Set problem
An exact copy of every record is needed.

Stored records
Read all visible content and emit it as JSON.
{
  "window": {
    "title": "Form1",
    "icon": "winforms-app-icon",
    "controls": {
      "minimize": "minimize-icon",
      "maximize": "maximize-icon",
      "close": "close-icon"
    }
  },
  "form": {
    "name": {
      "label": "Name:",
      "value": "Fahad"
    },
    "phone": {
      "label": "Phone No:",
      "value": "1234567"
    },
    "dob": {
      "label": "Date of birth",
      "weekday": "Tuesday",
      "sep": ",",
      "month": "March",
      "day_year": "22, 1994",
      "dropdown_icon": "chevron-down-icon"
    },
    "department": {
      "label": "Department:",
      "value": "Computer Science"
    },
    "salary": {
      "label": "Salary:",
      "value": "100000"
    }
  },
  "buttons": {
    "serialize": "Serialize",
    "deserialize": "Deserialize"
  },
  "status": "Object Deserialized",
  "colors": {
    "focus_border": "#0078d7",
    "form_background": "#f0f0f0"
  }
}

Result
Read all visible content and emit it as JSON.
{
  "window": {
    "title": "Form1",
    "icon": "winforms-app-icon",
    "controls": {
      "minimize": "minimize-icon",
      "maximize": "maximize-icon",
      "close": "close-icon"
    }
  },
  "form": {
    "name": {
      "label": "Name:",
      "value": "Fahad"
    },
    "phone": {
      "label": "Phone No:",
      "value": "1234567"
    },
    "dob": {
      "label": "Date of birth",
      "weekday": "Tuesday",
      "sep": ",",
      "month": "March",
      "day_year": "22, 1994",
      "dropdown_icon": "chevron-down-icon"
    },
    "department": {
      "label": "Department:",
      "value": "Computer Science"
    },
    "salary": {
      "label": "Salary:",
      "value": "100000"
    }
  },
  "buttons": {
    "serialize": "Serialize",
    "deserialize": "Deserialize"
  },
  "status": "Object Deserialized",
  "colors": {
    "focus_border": "#0078d7",
    "form_background": "#f0f0f0"
  }
}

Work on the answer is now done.